▶ WHAT THE TASK REQUIRES
Omit the images, then output each of the records below exactly.

▬▬▬▬▬▬

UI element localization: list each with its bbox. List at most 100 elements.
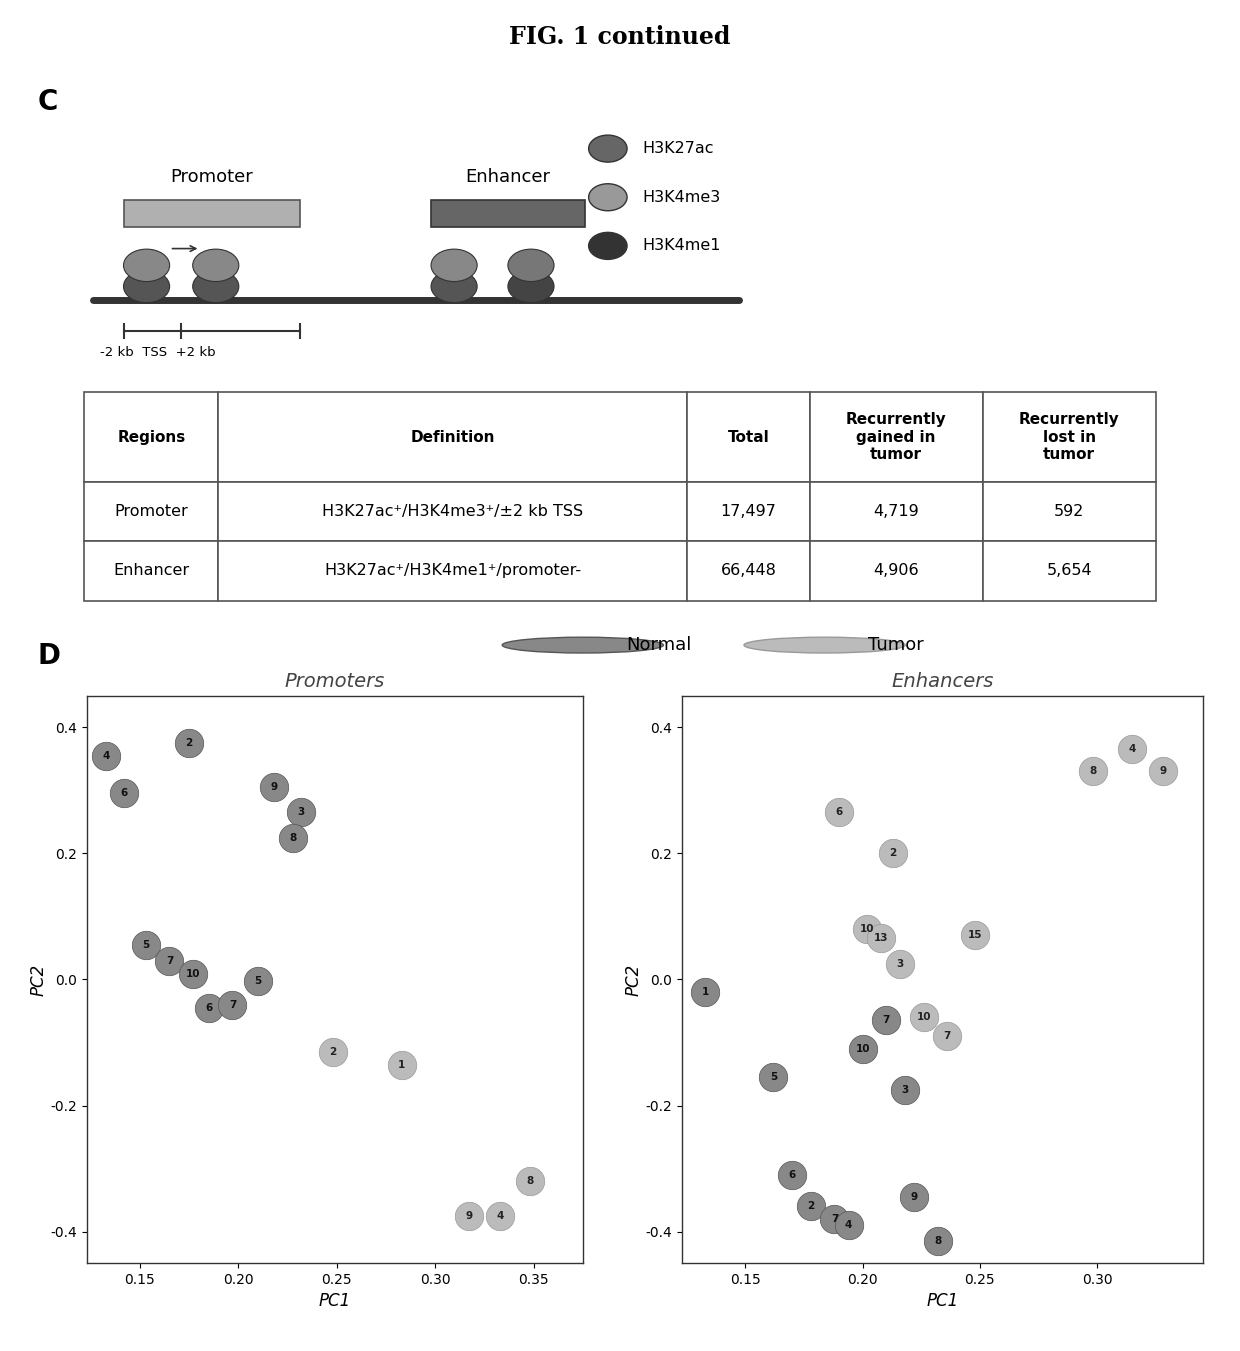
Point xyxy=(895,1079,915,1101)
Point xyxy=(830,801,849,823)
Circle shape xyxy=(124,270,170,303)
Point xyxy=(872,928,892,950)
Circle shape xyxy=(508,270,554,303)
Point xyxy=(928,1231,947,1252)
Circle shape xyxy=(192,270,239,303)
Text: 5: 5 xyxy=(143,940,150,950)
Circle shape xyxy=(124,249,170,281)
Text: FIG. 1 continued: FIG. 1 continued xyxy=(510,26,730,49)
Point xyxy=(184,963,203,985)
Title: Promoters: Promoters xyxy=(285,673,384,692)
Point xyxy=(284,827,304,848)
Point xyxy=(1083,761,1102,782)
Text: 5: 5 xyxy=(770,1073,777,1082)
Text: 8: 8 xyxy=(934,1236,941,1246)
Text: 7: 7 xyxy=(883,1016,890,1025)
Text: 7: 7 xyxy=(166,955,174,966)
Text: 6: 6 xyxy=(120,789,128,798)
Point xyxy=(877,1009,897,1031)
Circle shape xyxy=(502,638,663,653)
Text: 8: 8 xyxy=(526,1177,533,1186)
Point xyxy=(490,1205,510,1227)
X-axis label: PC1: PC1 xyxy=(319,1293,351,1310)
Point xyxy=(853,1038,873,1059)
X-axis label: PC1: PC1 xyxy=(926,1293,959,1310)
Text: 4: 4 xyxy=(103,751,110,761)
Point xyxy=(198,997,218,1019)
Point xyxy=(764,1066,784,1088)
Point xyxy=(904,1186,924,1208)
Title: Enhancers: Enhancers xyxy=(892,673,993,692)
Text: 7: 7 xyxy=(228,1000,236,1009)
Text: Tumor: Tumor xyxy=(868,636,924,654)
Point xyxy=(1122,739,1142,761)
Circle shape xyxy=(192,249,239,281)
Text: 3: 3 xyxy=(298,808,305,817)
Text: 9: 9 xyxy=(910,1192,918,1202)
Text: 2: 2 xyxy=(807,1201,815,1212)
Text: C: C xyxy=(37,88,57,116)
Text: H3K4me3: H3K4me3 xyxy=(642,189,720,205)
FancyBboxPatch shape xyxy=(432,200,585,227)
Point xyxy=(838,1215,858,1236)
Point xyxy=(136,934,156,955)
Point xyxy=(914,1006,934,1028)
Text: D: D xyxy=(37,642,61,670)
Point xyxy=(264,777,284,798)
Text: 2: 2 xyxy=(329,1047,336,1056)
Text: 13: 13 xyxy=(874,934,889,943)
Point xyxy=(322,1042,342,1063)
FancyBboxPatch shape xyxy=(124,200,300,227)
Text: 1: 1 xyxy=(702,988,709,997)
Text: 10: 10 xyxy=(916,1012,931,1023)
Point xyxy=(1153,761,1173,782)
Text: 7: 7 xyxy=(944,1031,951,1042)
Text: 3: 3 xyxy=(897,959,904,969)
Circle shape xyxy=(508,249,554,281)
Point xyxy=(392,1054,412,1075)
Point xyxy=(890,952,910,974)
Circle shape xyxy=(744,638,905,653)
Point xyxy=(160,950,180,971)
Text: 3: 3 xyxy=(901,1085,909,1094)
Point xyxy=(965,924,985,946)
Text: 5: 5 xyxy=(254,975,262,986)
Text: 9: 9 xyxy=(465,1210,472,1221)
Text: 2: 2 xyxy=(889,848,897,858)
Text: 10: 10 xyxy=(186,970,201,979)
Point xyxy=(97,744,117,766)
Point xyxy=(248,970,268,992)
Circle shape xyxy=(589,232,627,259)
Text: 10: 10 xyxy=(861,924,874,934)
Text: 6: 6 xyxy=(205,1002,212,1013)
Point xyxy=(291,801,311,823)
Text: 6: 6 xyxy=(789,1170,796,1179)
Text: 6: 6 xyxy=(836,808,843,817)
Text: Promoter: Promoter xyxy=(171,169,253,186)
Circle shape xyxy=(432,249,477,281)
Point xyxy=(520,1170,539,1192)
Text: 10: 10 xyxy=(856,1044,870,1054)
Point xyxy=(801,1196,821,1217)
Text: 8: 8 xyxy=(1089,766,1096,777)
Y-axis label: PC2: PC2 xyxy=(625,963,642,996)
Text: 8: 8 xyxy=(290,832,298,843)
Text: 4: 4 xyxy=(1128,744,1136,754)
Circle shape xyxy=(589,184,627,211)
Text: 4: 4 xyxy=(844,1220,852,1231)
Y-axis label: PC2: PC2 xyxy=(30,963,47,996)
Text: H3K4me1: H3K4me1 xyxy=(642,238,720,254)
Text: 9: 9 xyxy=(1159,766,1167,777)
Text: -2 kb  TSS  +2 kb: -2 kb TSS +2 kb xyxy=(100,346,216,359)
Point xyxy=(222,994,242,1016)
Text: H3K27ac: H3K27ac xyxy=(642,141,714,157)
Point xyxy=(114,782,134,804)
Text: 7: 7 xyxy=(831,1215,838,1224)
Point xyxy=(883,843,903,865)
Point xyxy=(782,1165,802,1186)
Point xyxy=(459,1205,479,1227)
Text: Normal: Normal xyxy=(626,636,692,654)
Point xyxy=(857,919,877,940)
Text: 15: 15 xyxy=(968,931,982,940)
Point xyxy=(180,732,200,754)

▬▬▬▬▬▬

▶ WRITTEN RESPONSE
UI element localization: list each with its bbox. List at most 100 elements.
Point xyxy=(895,1079,915,1101)
Point xyxy=(830,801,849,823)
Circle shape xyxy=(124,270,170,303)
Point xyxy=(872,928,892,950)
Circle shape xyxy=(508,270,554,303)
Point xyxy=(928,1231,947,1252)
Circle shape xyxy=(192,270,239,303)
Text: 5: 5 xyxy=(143,940,150,950)
Circle shape xyxy=(124,249,170,281)
Text: FIG. 1 continued: FIG. 1 continued xyxy=(510,26,730,49)
Point xyxy=(184,963,203,985)
Title: Promoters: Promoters xyxy=(285,673,384,692)
Point xyxy=(284,827,304,848)
Point xyxy=(1083,761,1102,782)
Text: 5: 5 xyxy=(770,1073,777,1082)
Text: 8: 8 xyxy=(934,1236,941,1246)
Text: 7: 7 xyxy=(883,1016,890,1025)
Text: 7: 7 xyxy=(166,955,174,966)
Text: 6: 6 xyxy=(120,789,128,798)
Point xyxy=(877,1009,897,1031)
Circle shape xyxy=(502,638,663,653)
Text: 8: 8 xyxy=(526,1177,533,1186)
Point xyxy=(490,1205,510,1227)
X-axis label: PC1: PC1 xyxy=(319,1293,351,1310)
Point xyxy=(853,1038,873,1059)
X-axis label: PC1: PC1 xyxy=(926,1293,959,1310)
Text: 4: 4 xyxy=(103,751,110,761)
Point xyxy=(198,997,218,1019)
Point xyxy=(764,1066,784,1088)
Point xyxy=(904,1186,924,1208)
Title: Enhancers: Enhancers xyxy=(892,673,993,692)
Text: 7: 7 xyxy=(228,1000,236,1009)
Text: Tumor: Tumor xyxy=(868,636,924,654)
Point xyxy=(1122,739,1142,761)
Circle shape xyxy=(192,249,239,281)
Text: 3: 3 xyxy=(298,808,305,817)
Text: 9: 9 xyxy=(910,1192,918,1202)
Text: 2: 2 xyxy=(807,1201,815,1212)
Text: C: C xyxy=(37,88,57,116)
Text: H3K4me3: H3K4me3 xyxy=(642,189,720,205)
FancyBboxPatch shape xyxy=(432,200,585,227)
Point xyxy=(838,1215,858,1236)
Point xyxy=(136,934,156,955)
Point xyxy=(914,1006,934,1028)
Text: D: D xyxy=(37,642,61,670)
Point xyxy=(264,777,284,798)
Text: 2: 2 xyxy=(329,1047,336,1056)
Text: 13: 13 xyxy=(874,934,889,943)
Point xyxy=(322,1042,342,1063)
FancyBboxPatch shape xyxy=(124,200,300,227)
Text: 1: 1 xyxy=(702,988,709,997)
Text: 10: 10 xyxy=(916,1012,931,1023)
Point xyxy=(1153,761,1173,782)
Text: 7: 7 xyxy=(944,1031,951,1042)
Text: 3: 3 xyxy=(897,959,904,969)
Circle shape xyxy=(508,249,554,281)
Point xyxy=(392,1054,412,1075)
Point xyxy=(890,952,910,974)
Circle shape xyxy=(744,638,905,653)
Point xyxy=(160,950,180,971)
Text: 3: 3 xyxy=(901,1085,909,1094)
Point xyxy=(965,924,985,946)
Text: 5: 5 xyxy=(254,975,262,986)
Text: 9: 9 xyxy=(465,1210,472,1221)
Text: 2: 2 xyxy=(889,848,897,858)
Text: 10: 10 xyxy=(186,970,201,979)
Point xyxy=(97,744,117,766)
Point xyxy=(248,970,268,992)
Circle shape xyxy=(589,232,627,259)
Text: 10: 10 xyxy=(861,924,874,934)
Text: 6: 6 xyxy=(205,1002,212,1013)
Point xyxy=(291,801,311,823)
Text: 6: 6 xyxy=(789,1170,796,1179)
Text: 6: 6 xyxy=(836,808,843,817)
Text: Promoter: Promoter xyxy=(171,169,253,186)
Circle shape xyxy=(432,249,477,281)
Point xyxy=(520,1170,539,1192)
Text: 10: 10 xyxy=(856,1044,870,1054)
Point xyxy=(801,1196,821,1217)
Text: 8: 8 xyxy=(1089,766,1096,777)
Y-axis label: PC2: PC2 xyxy=(625,963,642,996)
Text: 8: 8 xyxy=(290,832,298,843)
Text: 4: 4 xyxy=(1128,744,1136,754)
Circle shape xyxy=(589,184,627,211)
Text: 4: 4 xyxy=(844,1220,852,1231)
Y-axis label: PC2: PC2 xyxy=(30,963,47,996)
Text: H3K4me1: H3K4me1 xyxy=(642,238,720,254)
Text: 9: 9 xyxy=(1159,766,1167,777)
Text: -2 kb  TSS  +2 kb: -2 kb TSS +2 kb xyxy=(100,346,216,359)
Point xyxy=(222,994,242,1016)
Text: H3K27ac: H3K27ac xyxy=(642,141,714,157)
Point xyxy=(114,782,134,804)
Text: 7: 7 xyxy=(831,1215,838,1224)
Point xyxy=(883,843,903,865)
Point xyxy=(782,1165,802,1186)
Point xyxy=(459,1205,479,1227)
Text: Normal: Normal xyxy=(626,636,692,654)
Point xyxy=(857,919,877,940)
Text: 15: 15 xyxy=(968,931,982,940)
Point xyxy=(180,732,200,754)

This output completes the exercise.